GIVEN PROBLEM:
Would you quote the material below in full and unchanged?

☆ ☆ ☆

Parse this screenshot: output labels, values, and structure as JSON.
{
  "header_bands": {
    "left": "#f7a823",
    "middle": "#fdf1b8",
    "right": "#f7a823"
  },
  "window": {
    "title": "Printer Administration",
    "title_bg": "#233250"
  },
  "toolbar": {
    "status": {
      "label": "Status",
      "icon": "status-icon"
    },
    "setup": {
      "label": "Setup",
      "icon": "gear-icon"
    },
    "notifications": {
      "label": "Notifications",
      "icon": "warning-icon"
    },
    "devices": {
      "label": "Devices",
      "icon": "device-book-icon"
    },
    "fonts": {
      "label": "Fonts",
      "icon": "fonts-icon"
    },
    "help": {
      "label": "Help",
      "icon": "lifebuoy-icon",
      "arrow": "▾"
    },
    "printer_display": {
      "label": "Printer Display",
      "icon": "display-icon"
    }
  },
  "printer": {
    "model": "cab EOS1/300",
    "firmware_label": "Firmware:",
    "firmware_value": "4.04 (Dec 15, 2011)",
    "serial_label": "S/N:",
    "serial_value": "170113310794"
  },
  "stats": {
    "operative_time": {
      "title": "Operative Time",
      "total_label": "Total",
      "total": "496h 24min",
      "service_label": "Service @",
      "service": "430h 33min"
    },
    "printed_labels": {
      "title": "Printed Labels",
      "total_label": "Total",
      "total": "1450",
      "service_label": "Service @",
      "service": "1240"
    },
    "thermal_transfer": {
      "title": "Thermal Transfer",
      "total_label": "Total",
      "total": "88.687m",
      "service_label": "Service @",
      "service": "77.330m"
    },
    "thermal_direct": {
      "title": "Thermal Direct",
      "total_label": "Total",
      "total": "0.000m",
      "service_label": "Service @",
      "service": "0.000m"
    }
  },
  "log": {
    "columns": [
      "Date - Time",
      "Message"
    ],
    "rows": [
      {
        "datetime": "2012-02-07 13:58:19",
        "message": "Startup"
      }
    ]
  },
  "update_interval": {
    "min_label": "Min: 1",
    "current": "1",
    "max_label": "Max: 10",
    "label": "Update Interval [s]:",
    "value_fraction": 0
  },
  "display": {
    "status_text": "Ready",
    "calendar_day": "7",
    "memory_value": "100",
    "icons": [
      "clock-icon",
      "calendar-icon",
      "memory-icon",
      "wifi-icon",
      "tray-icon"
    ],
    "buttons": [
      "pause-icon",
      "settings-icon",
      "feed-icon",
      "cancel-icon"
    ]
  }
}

☆ ☆ ☆

ANSWER:
Parse this screenshot: output labels, values, and structure as JSON.
{
  "header_bands": {
    "left": "#f7a823",
    "middle": "#fdf1b8",
    "right": "#f7a823"
  },
  "window": {
    "title": "Printer Administration",
    "title_bg": "#233250"
  },
  "toolbar": {
    "status": {
      "label": "Status",
      "icon": "status-icon"
    },
    "setup": {
      "label": "Setup",
      "icon": "gear-icon"
    },
    "notifications": {
      "label": "Notifications",
      "icon": "warning-icon"
    },
    "devices": {
      "label": "Devices",
      "icon": "device-book-icon"
    },
    "fonts": {
      "label": "Fonts",
      "icon": "fonts-icon"
    },
    "help": {
      "label": "Help",
      "icon": "lifebuoy-icon",
      "arrow": "▾"
    },
    "printer_display": {
      "label": "Printer Display",
      "icon": "display-icon"
    }
  },
  "printer": {
    "model": "cab EOS1/300",
    "firmware_label": "Firmware:",
    "firmware_value": "4.04 (Dec 15, 2011)",
    "serial_label": "S/N:",
    "serial_value": "170113310794"
  },
  "stats": {
    "operative_time": {
      "title": "Operative Time",
      "total_label": "Total",
      "total": "496h 24min",
      "service_label": "Service @",
      "service": "430h 33min"
    },
    "printed_labels": {
      "title": "Printed Labels",
      "total_label": "Total",
      "total": "1450",
      "service_label": "Service @",
      "service": "1240"
    },
    "thermal_transfer": {
      "title": "Thermal Transfer",
      "total_label": "Total",
      "total": "88.687m",
      "service_label": "Service @",
      "service": "77.330m"
    },
    "thermal_direct": {
      "title": "Thermal Direct",
      "total_label": "Total",
      "total": "0.000m",
      "service_label": "Service @",
      "service": "0.000m"
    }
  },
  "log": {
    "columns": [
      "Date - Time",
      "Message"
    ],
    "rows": [
      {
        "datetime": "2012-02-07 13:58:19",
        "message": "Startup"
      }
    ]
  },
  "update_interval": {
    "min_label": "Min: 1",
    "current": "1",
    "max_label": "Max: 10",
    "label": "Update Interval [s]:",
    "value_fraction": 0
  },
  "display": {
    "status_text": "Ready",
    "calendar_day": "7",
    "memory_value": "100",
    "icons": [
      "clock-icon",
      "calendar-icon",
      "memory-icon",
      "wifi-icon",
      "tray-icon"
    ],
    "buttons": [
      "pause-icon",
      "settings-icon",
      "feed-icon",
      "cancel-icon"
    ]
  }
}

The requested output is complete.